◆ **Direction**: Pull out every line of the listing below where "title" appears.

— START OF Given data —

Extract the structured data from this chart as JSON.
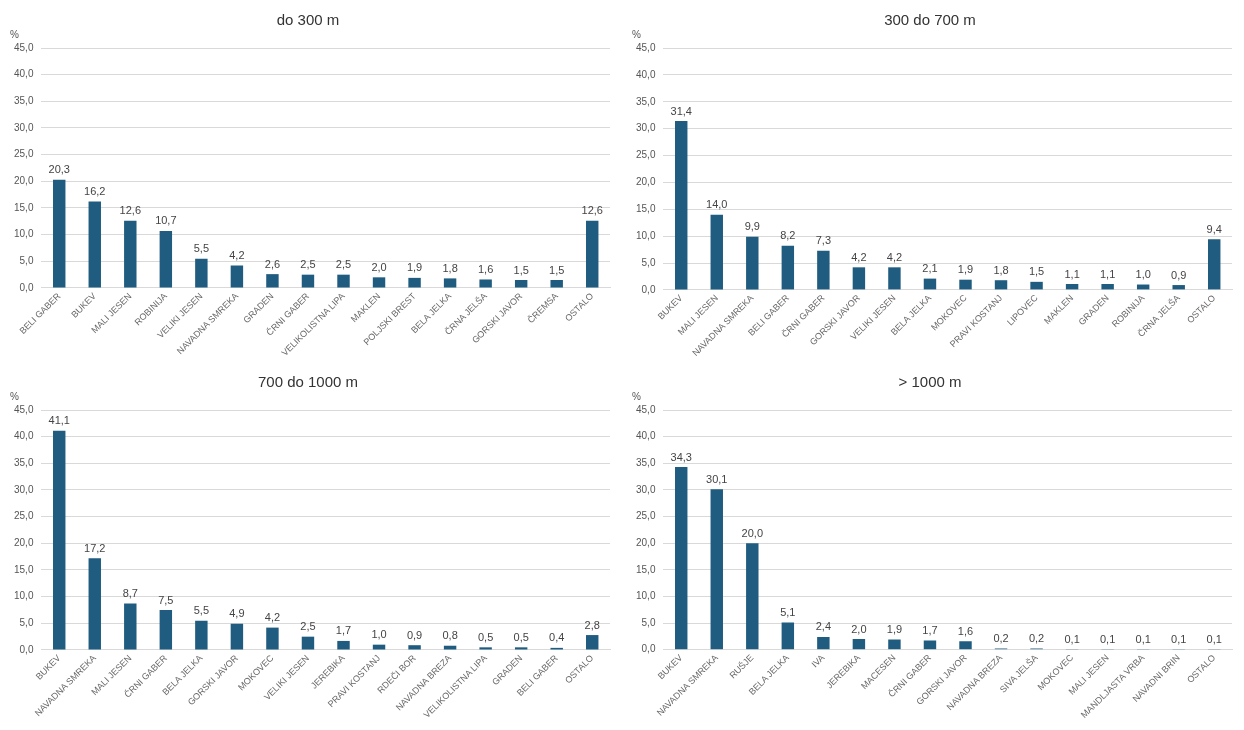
{
  "chart_data": [
    {
      "type": "bar",
      "title": "do 300 m",
      "ylabel": "%",
      "categories": [
        "BELI GABER",
        "BUKEV",
        "MALI JESEN",
        "ROBINIJA",
        "VELIKI JESEN",
        "NAVADNA SMREKA",
        "GRADEN",
        "ČRNI GABER",
        "VELIKOLISTNA LIPA",
        "MAKLEN",
        "POLJSKI BREST",
        "BELA JELKA",
        "ČRNA JELŠA",
        "GORSKI JAVOR",
        "ČREMSA",
        "OSTALO"
      ],
      "values": [
        20.3,
        16.2,
        12.6,
        10.7,
        5.5,
        4.2,
        2.6,
        2.5,
        2.5,
        2.0,
        1.9,
        1.8,
        1.6,
        1.5,
        1.5,
        12.6
      ],
      "value_labels": [
        "20,3",
        "16,2",
        "12,6",
        "10,7",
        "5,5",
        "4,2",
        "2,6",
        "2,5",
        "2,5",
        "2,0",
        "1,9",
        "1,8",
        "1,6",
        "1,5",
        "1,5",
        "12,6"
      ],
      "color": "#1f5c80",
      "ylim": [
        0,
        45
      ],
      "yticks": [
        {
          "value": 0,
          "label": "0,0"
        },
        {
          "value": 5,
          "label": "5,0"
        },
        {
          "value": 10,
          "label": "10,0"
        },
        {
          "value": 15,
          "label": "15,0"
        },
        {
          "value": 20,
          "label": "20,0"
        },
        {
          "value": 25,
          "label": "25,0"
        },
        {
          "value": 30,
          "label": "30,0"
        },
        {
          "value": 35,
          "label": "35,0"
        },
        {
          "value": 40,
          "label": "40,0"
        },
        {
          "value": 45,
          "label": "45,0"
        }
      ],
      "grid": "y",
      "legend": false
    },
    {
      "type": "bar",
      "title": "300 do 700 m",
      "ylabel": "%",
      "categories": [
        "BUKEV",
        "MALI JESEN",
        "NAVADNA SMREKA",
        "BELI GABER",
        "ČRNI GABER",
        "GORSKI JAVOR",
        "VELIKI JESEN",
        "BELA JELKA",
        "MOKOVEC",
        "PRAVI KOSTANJ",
        "LIPOVEC",
        "MAKLEN",
        "GRADEN",
        "ROBINIJA",
        "ČRNA JELŠA",
        "OSTALO"
      ],
      "values": [
        31.4,
        14.0,
        9.9,
        8.2,
        7.3,
        4.2,
        4.2,
        2.1,
        1.9,
        1.8,
        1.5,
        1.1,
        1.1,
        1.0,
        0.9,
        9.4
      ],
      "value_labels": [
        "31,4",
        "14,0",
        "9,9",
        "8,2",
        "7,3",
        "4,2",
        "4,2",
        "2,1",
        "1,9",
        "1,8",
        "1,5",
        "1,1",
        "1,1",
        "1,0",
        "0,9",
        "9,4"
      ],
      "color": "#1f5c80",
      "ylim": [
        0,
        45
      ],
      "yticks": [
        {
          "value": 0,
          "label": "0,0"
        },
        {
          "value": 5,
          "label": "5,0"
        },
        {
          "value": 10,
          "label": "10,0"
        },
        {
          "value": 15,
          "label": "15,0"
        },
        {
          "value": 20,
          "label": "20,0"
        },
        {
          "value": 25,
          "label": "25,0"
        },
        {
          "value": 30,
          "label": "30,0"
        },
        {
          "value": 35,
          "label": "35,0"
        },
        {
          "value": 40,
          "label": "40,0"
        },
        {
          "value": 45,
          "label": "45,0"
        }
      ],
      "grid": "y",
      "legend": false
    },
    {
      "type": "bar",
      "title": "700 do 1000 m",
      "ylabel": "%",
      "categories": [
        "BUKEV",
        "NAVADNA SMREKA",
        "MALI JESEN",
        "ČRNI GABER",
        "BELA JELKA",
        "GORSKI JAVOR",
        "MOKOVEC",
        "VELIKI JESEN",
        "JEREBIKA",
        "PRAVI KOSTANJ",
        "RDEČI BOR",
        "NAVADNA BREZA",
        "VELIKOLISTNA LIPA",
        "GRADEN",
        "BELI GABER",
        "OSTALO"
      ],
      "values": [
        41.1,
        17.2,
        8.7,
        7.5,
        5.5,
        4.9,
        4.2,
        2.5,
        1.7,
        1.0,
        0.9,
        0.8,
        0.5,
        0.5,
        0.4,
        2.8
      ],
      "value_labels": [
        "41,1",
        "17,2",
        "8,7",
        "7,5",
        "5,5",
        "4,9",
        "4,2",
        "2,5",
        "1,7",
        "1,0",
        "0,9",
        "0,8",
        "0,5",
        "0,5",
        "0,4",
        "2,8"
      ],
      "color": "#1f5c80",
      "ylim": [
        0,
        45
      ],
      "yticks": [
        {
          "value": 0,
          "label": "0,0"
        },
        {
          "value": 5,
          "label": "5,0"
        },
        {
          "value": 10,
          "label": "10,0"
        },
        {
          "value": 15,
          "label": "15,0"
        },
        {
          "value": 20,
          "label": "20,0"
        },
        {
          "value": 25,
          "label": "25,0"
        },
        {
          "value": 30,
          "label": "30,0"
        },
        {
          "value": 35,
          "label": "35,0"
        },
        {
          "value": 40,
          "label": "40,0"
        },
        {
          "value": 45,
          "label": "45,0"
        }
      ],
      "grid": "y",
      "legend": false
    },
    {
      "type": "bar",
      "title": "> 1000 m",
      "ylabel": "%",
      "categories": [
        "BUKEV",
        "NAVADNA SMREKA",
        "RUŠJE",
        "BELA JELKA",
        "IVA",
        "JEREBIKA",
        "MACESEN",
        "ČRNI GABER",
        "GORSKI JAVOR",
        "NAVADNA BREZA",
        "SIVA JELŠA",
        "MOKOVEC",
        "MALI JESEN",
        "MANDLJASTA VRBA",
        "NAVADNI BRIN",
        "OSTALO"
      ],
      "values": [
        34.3,
        30.1,
        20.0,
        5.1,
        2.4,
        2.0,
        1.9,
        1.7,
        1.6,
        0.2,
        0.2,
        0.1,
        0.1,
        0.1,
        0.1,
        0.1
      ],
      "value_labels": [
        "34,3",
        "30,1",
        "20,0",
        "5,1",
        "2,4",
        "2,0",
        "1,9",
        "1,7",
        "1,6",
        "0,2",
        "0,2",
        "0,1",
        "0,1",
        "0,1",
        "0,1",
        "0,1"
      ],
      "color": "#1f5c80",
      "ylim": [
        0,
        45
      ],
      "yticks": [
        {
          "value": 0,
          "label": "0,0"
        },
        {
          "value": 5,
          "label": "5,0"
        },
        {
          "value": 10,
          "label": "10,0"
        },
        {
          "value": 15,
          "label": "15,0"
        },
        {
          "value": 20,
          "label": "20,0"
        },
        {
          "value": 25,
          "label": "25,0"
        },
        {
          "value": 30,
          "label": "30,0"
        },
        {
          "value": 35,
          "label": "35,0"
        },
        {
          "value": 40,
          "label": "40,0"
        },
        {
          "value": 45,
          "label": "45,0"
        }
      ],
      "grid": "y",
      "legend": false
    }
  ]
}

— END OF Given data —

◆ **Full output**:
      "title": "do 300 m",
      "title": "300 do 700 m",
      "title": "700 do 1000 m",
      "title": "> 1000 m",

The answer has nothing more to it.